| Stated exercise |
Reproduce the records that follow in full, excluding any picture they contain.

| Listed records |

===============

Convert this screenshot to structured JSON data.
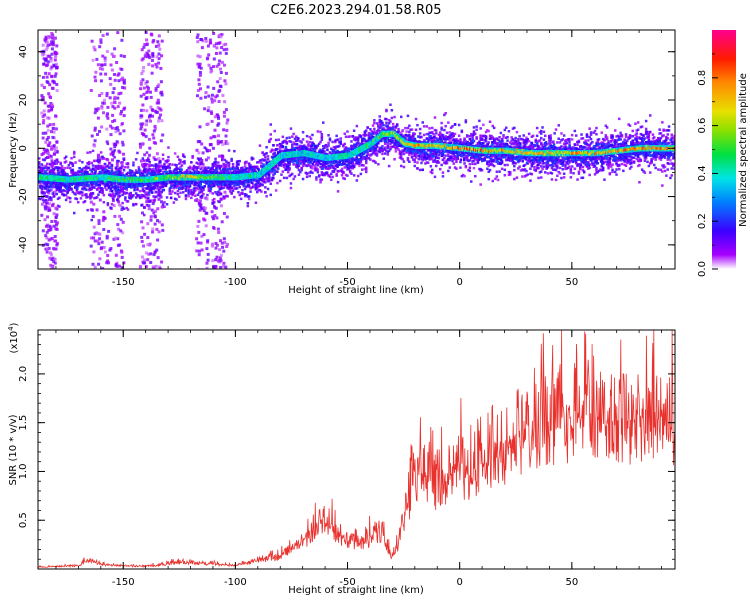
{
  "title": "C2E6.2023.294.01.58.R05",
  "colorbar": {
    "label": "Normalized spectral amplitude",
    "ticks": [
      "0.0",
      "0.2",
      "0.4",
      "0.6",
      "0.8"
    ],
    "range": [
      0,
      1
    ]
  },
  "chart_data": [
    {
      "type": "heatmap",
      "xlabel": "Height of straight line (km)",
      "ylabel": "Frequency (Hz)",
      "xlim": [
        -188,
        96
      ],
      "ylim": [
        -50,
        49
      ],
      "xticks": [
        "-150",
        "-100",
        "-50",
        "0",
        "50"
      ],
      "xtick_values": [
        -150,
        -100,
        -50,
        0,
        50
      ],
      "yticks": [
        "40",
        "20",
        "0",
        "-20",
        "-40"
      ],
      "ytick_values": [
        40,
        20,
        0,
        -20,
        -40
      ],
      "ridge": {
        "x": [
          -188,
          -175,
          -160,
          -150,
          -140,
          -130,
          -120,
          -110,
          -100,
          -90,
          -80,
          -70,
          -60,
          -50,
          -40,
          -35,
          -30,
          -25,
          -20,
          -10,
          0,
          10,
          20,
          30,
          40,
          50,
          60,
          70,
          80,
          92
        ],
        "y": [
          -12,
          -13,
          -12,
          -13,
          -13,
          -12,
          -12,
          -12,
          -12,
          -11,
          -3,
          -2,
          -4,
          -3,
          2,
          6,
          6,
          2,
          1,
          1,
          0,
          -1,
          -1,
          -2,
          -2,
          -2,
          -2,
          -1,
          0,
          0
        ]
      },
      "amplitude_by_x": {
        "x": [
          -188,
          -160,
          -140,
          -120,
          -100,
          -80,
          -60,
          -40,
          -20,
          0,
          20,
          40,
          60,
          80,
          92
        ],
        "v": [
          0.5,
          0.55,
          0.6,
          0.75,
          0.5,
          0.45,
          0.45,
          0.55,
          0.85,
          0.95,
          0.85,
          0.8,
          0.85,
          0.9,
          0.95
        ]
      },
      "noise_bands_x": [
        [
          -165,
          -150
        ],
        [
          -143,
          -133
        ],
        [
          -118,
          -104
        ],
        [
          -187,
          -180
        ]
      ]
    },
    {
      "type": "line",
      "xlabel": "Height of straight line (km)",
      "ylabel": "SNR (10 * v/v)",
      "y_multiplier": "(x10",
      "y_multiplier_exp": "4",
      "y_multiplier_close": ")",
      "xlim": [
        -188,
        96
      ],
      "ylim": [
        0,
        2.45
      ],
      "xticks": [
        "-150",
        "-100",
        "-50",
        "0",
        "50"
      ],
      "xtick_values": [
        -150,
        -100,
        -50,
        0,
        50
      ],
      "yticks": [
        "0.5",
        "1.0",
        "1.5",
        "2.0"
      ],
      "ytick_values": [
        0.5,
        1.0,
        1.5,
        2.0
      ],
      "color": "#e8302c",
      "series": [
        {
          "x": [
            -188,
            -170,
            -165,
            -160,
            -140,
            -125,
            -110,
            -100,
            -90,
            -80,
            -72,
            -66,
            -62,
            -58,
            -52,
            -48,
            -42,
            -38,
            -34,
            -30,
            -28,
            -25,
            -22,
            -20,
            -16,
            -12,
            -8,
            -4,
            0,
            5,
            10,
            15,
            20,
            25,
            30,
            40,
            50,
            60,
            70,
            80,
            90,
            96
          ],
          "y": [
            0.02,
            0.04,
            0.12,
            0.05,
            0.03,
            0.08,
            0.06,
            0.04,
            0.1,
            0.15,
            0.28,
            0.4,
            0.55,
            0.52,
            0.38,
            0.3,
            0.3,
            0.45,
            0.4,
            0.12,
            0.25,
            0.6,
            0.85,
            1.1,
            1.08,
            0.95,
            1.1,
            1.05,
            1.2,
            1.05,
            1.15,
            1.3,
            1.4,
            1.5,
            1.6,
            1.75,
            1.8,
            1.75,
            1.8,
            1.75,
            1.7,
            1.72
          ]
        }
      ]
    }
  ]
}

===============

| Written solution |
Convert this screenshot to structured JSON data.
{
  "title": "C2E6.2023.294.01.58.R05",
  "colorbar": {
    "label": "Normalized spectral amplitude",
    "ticks": [
      "0.0",
      "0.2",
      "0.4",
      "0.6",
      "0.8"
    ],
    "range": [
      0,
      1
    ]
  },
  "chart_data": [
    {
      "type": "heatmap",
      "xlabel": "Height of straight line (km)",
      "ylabel": "Frequency (Hz)",
      "xlim": [
        -188,
        96
      ],
      "ylim": [
        -50,
        49
      ],
      "xticks": [
        "-150",
        "-100",
        "-50",
        "0",
        "50"
      ],
      "xtick_values": [
        -150,
        -100,
        -50,
        0,
        50
      ],
      "yticks": [
        "40",
        "20",
        "0",
        "-20",
        "-40"
      ],
      "ytick_values": [
        40,
        20,
        0,
        -20,
        -40
      ],
      "ridge": {
        "x": [
          -188,
          -175,
          -160,
          -150,
          -140,
          -130,
          -120,
          -110,
          -100,
          -90,
          -80,
          -70,
          -60,
          -50,
          -40,
          -35,
          -30,
          -25,
          -20,
          -10,
          0,
          10,
          20,
          30,
          40,
          50,
          60,
          70,
          80,
          92
        ],
        "y": [
          -12,
          -13,
          -12,
          -13,
          -13,
          -12,
          -12,
          -12,
          -12,
          -11,
          -3,
          -2,
          -4,
          -3,
          2,
          6,
          6,
          2,
          1,
          1,
          0,
          -1,
          -1,
          -2,
          -2,
          -2,
          -2,
          -1,
          0,
          0
        ]
      },
      "amplitude_by_x": {
        "x": [
          -188,
          -160,
          -140,
          -120,
          -100,
          -80,
          -60,
          -40,
          -20,
          0,
          20,
          40,
          60,
          80,
          92
        ],
        "v": [
          0.5,
          0.55,
          0.6,
          0.75,
          0.5,
          0.45,
          0.45,
          0.55,
          0.85,
          0.95,
          0.85,
          0.8,
          0.85,
          0.9,
          0.95
        ]
      },
      "noise_bands_x": [
        [
          -165,
          -150
        ],
        [
          -143,
          -133
        ],
        [
          -118,
          -104
        ],
        [
          -187,
          -180
        ]
      ]
    },
    {
      "type": "line",
      "xlabel": "Height of straight line (km)",
      "ylabel": "SNR (10 * v/v)",
      "y_multiplier": "(x10",
      "y_multiplier_exp": "4",
      "y_multiplier_close": ")",
      "xlim": [
        -188,
        96
      ],
      "ylim": [
        0,
        2.45
      ],
      "xticks": [
        "-150",
        "-100",
        "-50",
        "0",
        "50"
      ],
      "xtick_values": [
        -150,
        -100,
        -50,
        0,
        50
      ],
      "yticks": [
        "0.5",
        "1.0",
        "1.5",
        "2.0"
      ],
      "ytick_values": [
        0.5,
        1.0,
        1.5,
        2.0
      ],
      "color": "#e8302c",
      "series": [
        {
          "x": [
            -188,
            -170,
            -165,
            -160,
            -140,
            -125,
            -110,
            -100,
            -90,
            -80,
            -72,
            -66,
            -62,
            -58,
            -52,
            -48,
            -42,
            -38,
            -34,
            -30,
            -28,
            -25,
            -22,
            -20,
            -16,
            -12,
            -8,
            -4,
            0,
            5,
            10,
            15,
            20,
            25,
            30,
            40,
            50,
            60,
            70,
            80,
            90,
            96
          ],
          "y": [
            0.02,
            0.04,
            0.12,
            0.05,
            0.03,
            0.08,
            0.06,
            0.04,
            0.1,
            0.15,
            0.28,
            0.4,
            0.55,
            0.52,
            0.38,
            0.3,
            0.3,
            0.45,
            0.4,
            0.12,
            0.25,
            0.6,
            0.85,
            1.1,
            1.08,
            0.95,
            1.1,
            1.05,
            1.2,
            1.05,
            1.15,
            1.3,
            1.4,
            1.5,
            1.6,
            1.75,
            1.8,
            1.75,
            1.8,
            1.75,
            1.7,
            1.72
          ]
        }
      ]
    }
  ]
}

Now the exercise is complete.